→ **Information supplied**:
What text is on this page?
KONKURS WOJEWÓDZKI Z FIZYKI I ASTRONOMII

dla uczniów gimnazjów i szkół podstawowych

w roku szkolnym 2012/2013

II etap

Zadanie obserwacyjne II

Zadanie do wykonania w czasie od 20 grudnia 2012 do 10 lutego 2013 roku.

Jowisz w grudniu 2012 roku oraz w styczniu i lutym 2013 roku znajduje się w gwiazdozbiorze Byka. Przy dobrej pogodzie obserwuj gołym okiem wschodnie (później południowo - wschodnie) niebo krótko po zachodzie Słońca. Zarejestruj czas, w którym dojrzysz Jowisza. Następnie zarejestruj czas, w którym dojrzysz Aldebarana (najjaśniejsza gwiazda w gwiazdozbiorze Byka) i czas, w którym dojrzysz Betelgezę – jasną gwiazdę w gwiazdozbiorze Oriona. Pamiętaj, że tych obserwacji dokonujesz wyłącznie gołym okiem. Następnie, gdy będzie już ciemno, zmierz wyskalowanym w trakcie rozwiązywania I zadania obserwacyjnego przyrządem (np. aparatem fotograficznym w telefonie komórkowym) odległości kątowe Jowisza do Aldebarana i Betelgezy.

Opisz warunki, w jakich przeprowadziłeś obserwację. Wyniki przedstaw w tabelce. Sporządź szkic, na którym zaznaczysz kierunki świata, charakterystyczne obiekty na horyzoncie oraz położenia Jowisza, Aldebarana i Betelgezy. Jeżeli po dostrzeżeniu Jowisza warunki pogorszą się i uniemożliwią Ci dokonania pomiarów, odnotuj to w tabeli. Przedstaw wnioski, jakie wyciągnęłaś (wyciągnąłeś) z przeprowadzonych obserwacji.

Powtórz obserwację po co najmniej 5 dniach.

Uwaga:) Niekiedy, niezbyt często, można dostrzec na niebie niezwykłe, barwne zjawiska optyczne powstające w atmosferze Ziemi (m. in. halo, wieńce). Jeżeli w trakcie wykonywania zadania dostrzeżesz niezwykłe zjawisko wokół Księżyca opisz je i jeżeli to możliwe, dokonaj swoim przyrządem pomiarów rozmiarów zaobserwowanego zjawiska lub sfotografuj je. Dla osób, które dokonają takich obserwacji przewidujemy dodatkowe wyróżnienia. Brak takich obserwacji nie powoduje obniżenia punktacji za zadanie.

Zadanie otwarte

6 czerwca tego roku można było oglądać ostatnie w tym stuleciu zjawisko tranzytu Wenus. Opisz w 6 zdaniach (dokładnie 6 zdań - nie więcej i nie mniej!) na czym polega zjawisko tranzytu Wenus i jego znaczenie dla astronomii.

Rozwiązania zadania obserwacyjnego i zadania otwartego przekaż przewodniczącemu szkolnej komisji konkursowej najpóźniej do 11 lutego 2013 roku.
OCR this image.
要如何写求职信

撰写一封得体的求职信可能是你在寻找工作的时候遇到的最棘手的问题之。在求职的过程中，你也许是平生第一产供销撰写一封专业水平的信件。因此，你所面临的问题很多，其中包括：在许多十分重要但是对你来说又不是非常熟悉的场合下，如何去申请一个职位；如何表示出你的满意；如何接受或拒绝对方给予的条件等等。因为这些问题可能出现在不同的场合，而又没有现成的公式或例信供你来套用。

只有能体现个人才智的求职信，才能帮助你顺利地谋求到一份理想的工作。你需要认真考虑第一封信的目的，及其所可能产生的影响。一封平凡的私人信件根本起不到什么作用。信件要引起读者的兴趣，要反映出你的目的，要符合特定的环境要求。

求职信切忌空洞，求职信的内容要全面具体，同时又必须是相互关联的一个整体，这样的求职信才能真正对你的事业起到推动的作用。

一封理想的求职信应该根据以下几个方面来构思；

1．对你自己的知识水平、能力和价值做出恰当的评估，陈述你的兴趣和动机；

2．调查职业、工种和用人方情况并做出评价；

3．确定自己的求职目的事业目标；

→ **The exercise**: Set down, unchanged, the line that contains "OCR this image." together with every later line in the records, through the last one.

→ **Expected output**:
OCR this image.
要如何写求职信

撰写一封得体的求职信可能是你在寻找工作的时候遇到的最棘手的问题之。在求职的过程中，你也许是平生第一产供销撰写一封专业水平的信件。因此，你所面临的问题很多，其中包括：在许多十分重要但是对你来说又不是非常熟悉的场合下，如何去申请一个职位；如何表示出你的满意；如何接受或拒绝对方给予的条件等等。因为这些问题可能出现在不同的场合，而又没有现成的公式或例信供你来套用。

只有能体现个人才智的求职信，才能帮助你顺利地谋求到一份理想的工作。你需要认真考虑第一封信的目的，及其所可能产生的影响。一封平凡的私人信件根本起不到什么作用。信件要引起读者的兴趣，要反映出你的目的，要符合特定的环境要求。

求职信切忌空洞，求职信的内容要全面具体，同时又必须是相互关联的一个整体，这样的求职信才能真正对你的事业起到推动的作用。

一封理想的求职信应该根据以下几个方面来构思；

1．对你自己的知识水平、能力和价值做出恰当的评估，陈述你的兴趣和动机；

2．调查职业、工种和用人方情况并做出评价；

3．确定自己的求职目的事业目标；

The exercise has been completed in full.